What you need to do
Determine the number of lines that contain the word "Select", then state that number and nothing more.

(Records from a data collection)
------------------------------------------------------------------------
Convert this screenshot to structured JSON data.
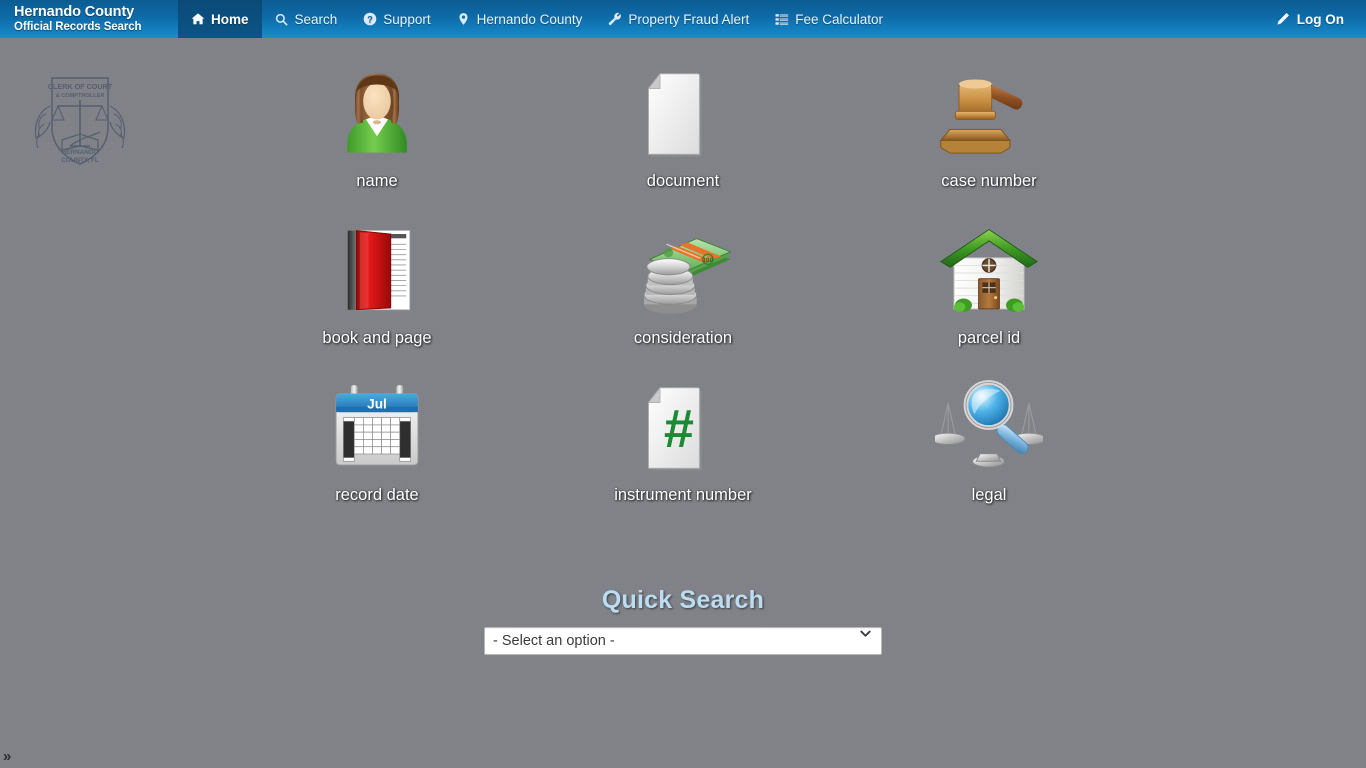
{
  "brand": {
    "line1": "Hernando County",
    "line2": "Official Records Search"
  },
  "nav": {
    "items": [
      {
        "label": "Home",
        "icon": "home-icon",
        "active": true
      },
      {
        "label": "Search",
        "icon": "search-icon",
        "active": false
      },
      {
        "label": "Support",
        "icon": "question-circle-icon",
        "active": false
      },
      {
        "label": "Hernando County",
        "icon": "map-marker-icon",
        "active": false
      },
      {
        "label": "Property Fraud Alert",
        "icon": "wrench-icon",
        "active": false
      },
      {
        "label": "Fee Calculator",
        "icon": "list-icon",
        "active": false
      }
    ],
    "logon": {
      "label": "Log On",
      "icon": "pencil-icon"
    }
  },
  "seal": {
    "icon": "county-seal-icon",
    "line1": "CLERK OF COURT",
    "line2": "& COMPTROLLER",
    "line3": "HERNANDO",
    "line4": "COUNTY, FL"
  },
  "search_tiles": [
    {
      "label": "name",
      "icon": "person-icon"
    },
    {
      "label": "document",
      "icon": "document-icon"
    },
    {
      "label": "case number",
      "icon": "gavel-icon"
    },
    {
      "label": "book and page",
      "icon": "red-book-icon"
    },
    {
      "label": "consideration",
      "icon": "money-coins-icon"
    },
    {
      "label": "parcel id",
      "icon": "house-icon"
    },
    {
      "label": "record date",
      "icon": "calendar-icon"
    },
    {
      "label": "instrument number",
      "icon": "hash-document-icon"
    },
    {
      "label": "legal",
      "icon": "scales-magnifier-icon"
    }
  ],
  "calendar": {
    "month": "Jul"
  },
  "quick_search": {
    "title": "Quick Search",
    "selected": "- Select an option -",
    "options": [
      "- Select an option -"
    ]
  },
  "expander": {
    "label": "»"
  },
  "colors": {
    "nav_top": "#0b5c92",
    "nav_bottom": "#1b90d0",
    "nav_active": "#0a4a78",
    "page_bg": "#808389",
    "quick_search_title": "#bcdcf2"
  }
}
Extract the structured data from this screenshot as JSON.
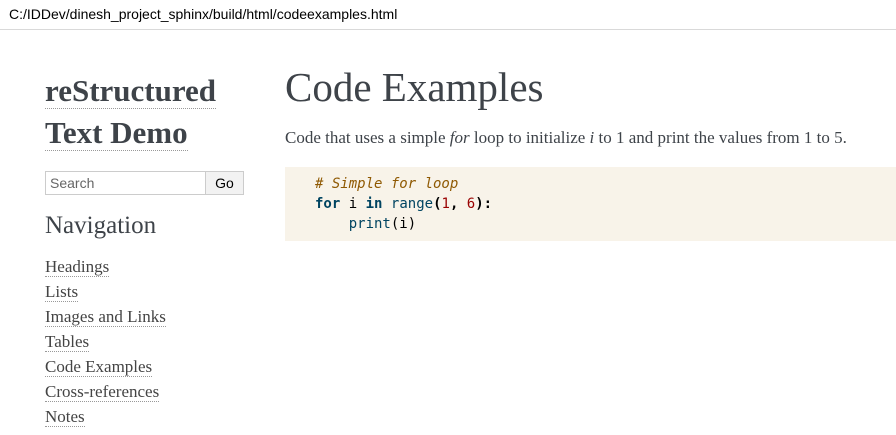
{
  "address_bar": {
    "url": "C:/IDDev/dinesh_project_sphinx/build/html/codeexamples.html"
  },
  "sidebar": {
    "logo_line1": "reStructured",
    "logo_line2": "Text Demo",
    "search": {
      "placeholder": "Search",
      "value": "",
      "button_label": "Go"
    },
    "nav_heading": "Navigation",
    "nav_items": [
      {
        "label": "Headings"
      },
      {
        "label": "Lists"
      },
      {
        "label": "Images and Links"
      },
      {
        "label": "Tables"
      },
      {
        "label": "Code Examples"
      },
      {
        "label": "Cross-references"
      },
      {
        "label": "Notes"
      }
    ]
  },
  "main": {
    "title": "Code Examples",
    "intro": {
      "part1": "Code that uses a simple ",
      "em1": "for",
      "part2": " loop to initialize ",
      "em2": "i",
      "part3": " to 1 and print the values from 1 to 5."
    },
    "code": {
      "comment": "# Simple for loop",
      "kw_for": "for",
      "var_i": "i",
      "kw_in": "in",
      "builtin_range": "range",
      "open_paren": "(",
      "num1": "1",
      "comma": ", ",
      "num6": "6",
      "close_colon": "):",
      "indent": "    ",
      "call_print": "print",
      "print_args": "(i)"
    }
  },
  "colors": {
    "text": "#3e4349",
    "code_bg": "#f8f3e9",
    "comment": "#8f5902",
    "keyword": "#004461",
    "number": "#990000"
  }
}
------------------------------------------------------------------------
The answer
2